[Task to carry out]
Transcribe each record exactly. Include every one.

[Given records]

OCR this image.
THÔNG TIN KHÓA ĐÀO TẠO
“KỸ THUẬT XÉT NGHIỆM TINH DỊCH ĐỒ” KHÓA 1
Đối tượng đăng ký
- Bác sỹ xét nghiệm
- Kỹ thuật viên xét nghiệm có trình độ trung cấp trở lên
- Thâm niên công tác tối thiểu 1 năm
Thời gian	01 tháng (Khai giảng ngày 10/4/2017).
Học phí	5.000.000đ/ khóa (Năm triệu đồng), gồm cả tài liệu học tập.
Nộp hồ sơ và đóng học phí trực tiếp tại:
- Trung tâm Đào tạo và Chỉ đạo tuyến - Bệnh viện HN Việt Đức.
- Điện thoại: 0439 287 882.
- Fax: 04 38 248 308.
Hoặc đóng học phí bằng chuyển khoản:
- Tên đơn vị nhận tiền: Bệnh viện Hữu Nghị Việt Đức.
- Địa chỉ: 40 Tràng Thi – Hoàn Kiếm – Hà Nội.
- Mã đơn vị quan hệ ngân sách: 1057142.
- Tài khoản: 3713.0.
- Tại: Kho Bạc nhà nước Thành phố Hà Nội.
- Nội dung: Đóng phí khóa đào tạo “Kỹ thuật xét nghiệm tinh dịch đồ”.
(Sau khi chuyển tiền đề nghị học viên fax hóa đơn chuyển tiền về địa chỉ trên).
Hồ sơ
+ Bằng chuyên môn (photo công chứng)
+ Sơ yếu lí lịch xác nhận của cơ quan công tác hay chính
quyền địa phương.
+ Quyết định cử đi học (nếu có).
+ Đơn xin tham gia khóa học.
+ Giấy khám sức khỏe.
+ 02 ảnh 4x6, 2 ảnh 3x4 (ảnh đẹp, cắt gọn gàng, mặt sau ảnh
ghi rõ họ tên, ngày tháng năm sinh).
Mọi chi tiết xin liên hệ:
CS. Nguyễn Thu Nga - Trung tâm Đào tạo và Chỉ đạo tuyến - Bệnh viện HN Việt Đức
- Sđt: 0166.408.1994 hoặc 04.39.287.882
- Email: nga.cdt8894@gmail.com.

[Solution for this task]
OCR this image.
THÔNG TIN KHÓA ĐÀO TẠO
“KỸ THUẬT XÉT NGHIỆM TINH DỊCH ĐỒ” KHÓA 1
Đối tượng đăng ký
- Bác sỹ xét nghiệm
- Kỹ thuật viên xét nghiệm có trình độ trung cấp trở lên
- Thâm niên công tác tối thiểu 1 năm
Thời gian	01 tháng (Khai giảng ngày 10/4/2017).
Học phí	5.000.000đ/ khóa (Năm triệu đồng), gồm cả tài liệu học tập.
Nộp hồ sơ và đóng học phí trực tiếp tại:
- Trung tâm Đào tạo và Chỉ đạo tuyến - Bệnh viện HN Việt Đức.
- Điện thoại: 0439 287 882.
- Fax: 04 38 248 308.
Hoặc đóng học phí bằng chuyển khoản:
- Tên đơn vị nhận tiền: Bệnh viện Hữu Nghị Việt Đức.
- Địa chỉ: 40 Tràng Thi – Hoàn Kiếm – Hà Nội.
- Mã đơn vị quan hệ ngân sách: 1057142.
- Tài khoản: 3713.0.
- Tại: Kho Bạc nhà nước Thành phố Hà Nội.
- Nội dung: Đóng phí khóa đào tạo “Kỹ thuật xét nghiệm tinh dịch đồ”.
(Sau khi chuyển tiền đề nghị học viên fax hóa đơn chuyển tiền về địa chỉ trên).
Hồ sơ
+ Bằng chuyên môn (photo công chứng)
+ Sơ yếu lí lịch xác nhận của cơ quan công tác hay chính
quyền địa phương.
+ Quyết định cử đi học (nếu có).
+ Đơn xin tham gia khóa học.
+ Giấy khám sức khỏe.
+ 02 ảnh 4x6, 2 ảnh 3x4 (ảnh đẹp, cắt gọn gàng, mặt sau ảnh
ghi rõ họ tên, ngày tháng năm sinh).
Mọi chi tiết xin liên hệ:
CS. Nguyễn Thu Nga - Trung tâm Đào tạo và Chỉ đạo tuyến - Bệnh viện HN Việt Đức
- Sđt: 0166.408.1994 hoặc 04.39.287.882
- Email: nga.cdt8894@gmail.com.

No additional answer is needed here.